● **Direction**
Output the entries below exactly as written, omitting pictures.

● **Data supplied**
☆ ☆ ☆

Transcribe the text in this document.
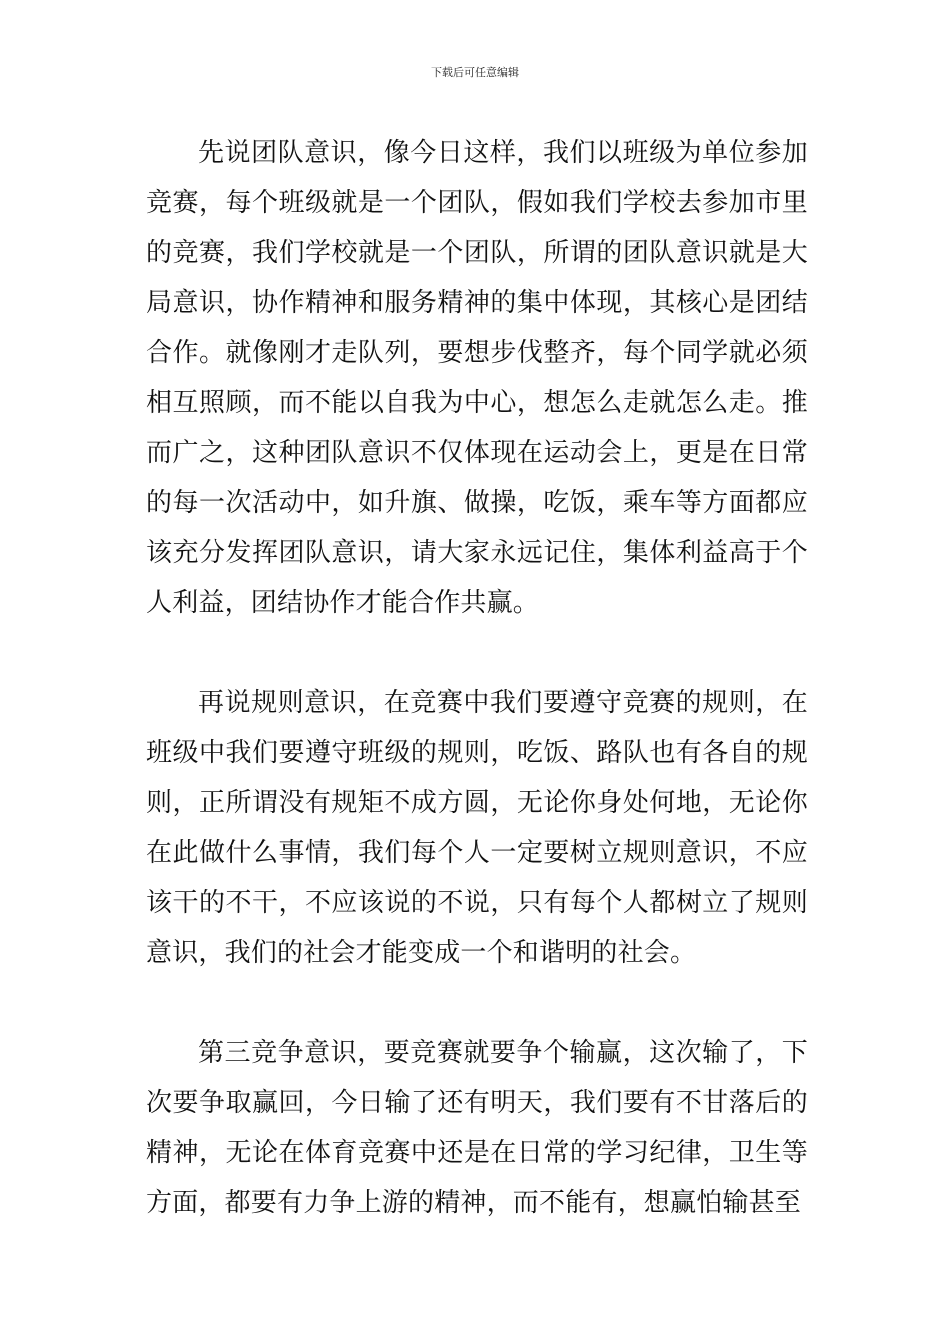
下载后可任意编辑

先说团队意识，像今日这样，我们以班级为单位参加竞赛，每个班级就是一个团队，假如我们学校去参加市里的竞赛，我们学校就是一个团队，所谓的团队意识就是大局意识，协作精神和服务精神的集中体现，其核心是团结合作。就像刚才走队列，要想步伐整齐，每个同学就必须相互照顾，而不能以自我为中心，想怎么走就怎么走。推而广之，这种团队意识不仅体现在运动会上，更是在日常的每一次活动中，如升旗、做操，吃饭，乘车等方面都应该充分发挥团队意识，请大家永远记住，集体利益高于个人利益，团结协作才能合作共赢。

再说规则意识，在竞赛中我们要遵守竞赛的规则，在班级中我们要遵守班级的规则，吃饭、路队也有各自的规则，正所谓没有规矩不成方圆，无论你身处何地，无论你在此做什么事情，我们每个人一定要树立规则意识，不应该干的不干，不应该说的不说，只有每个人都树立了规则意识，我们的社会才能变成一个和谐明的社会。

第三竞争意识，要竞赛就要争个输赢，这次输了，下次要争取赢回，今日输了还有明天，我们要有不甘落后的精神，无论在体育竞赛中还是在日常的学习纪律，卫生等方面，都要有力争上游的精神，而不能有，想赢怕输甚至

☆ ☆ ☆

● **Correct output**
Transcribe the text in this document.
下载后可任意编辑

先说团队意识，像今日这样，我们以班级为单位参加竞赛，每个班级就是一个团队，假如我们学校去参加市里的竞赛，我们学校就是一个团队，所谓的团队意识就是大局意识，协作精神和服务精神的集中体现，其核心是团结合作。就像刚才走队列，要想步伐整齐，每个同学就必须相互照顾，而不能以自我为中心，想怎么走就怎么走。推而广之，这种团队意识不仅体现在运动会上，更是在日常的每一次活动中，如升旗、做操，吃饭，乘车等方面都应该充分发挥团队意识，请大家永远记住，集体利益高于个人利益，团结协作才能合作共赢。

再说规则意识，在竞赛中我们要遵守竞赛的规则，在班级中我们要遵守班级的规则，吃饭、路队也有各自的规则，正所谓没有规矩不成方圆，无论你身处何地，无论你在此做什么事情，我们每个人一定要树立规则意识，不应该干的不干，不应该说的不说，只有每个人都树立了规则意识，我们的社会才能变成一个和谐明的社会。

第三竞争意识，要竞赛就要争个输赢，这次输了，下次要争取赢回，今日输了还有明天，我们要有不甘落后的精神，无论在体育竞赛中还是在日常的学习纪律，卫生等方面，都要有力争上游的精神，而不能有，想赢怕输甚至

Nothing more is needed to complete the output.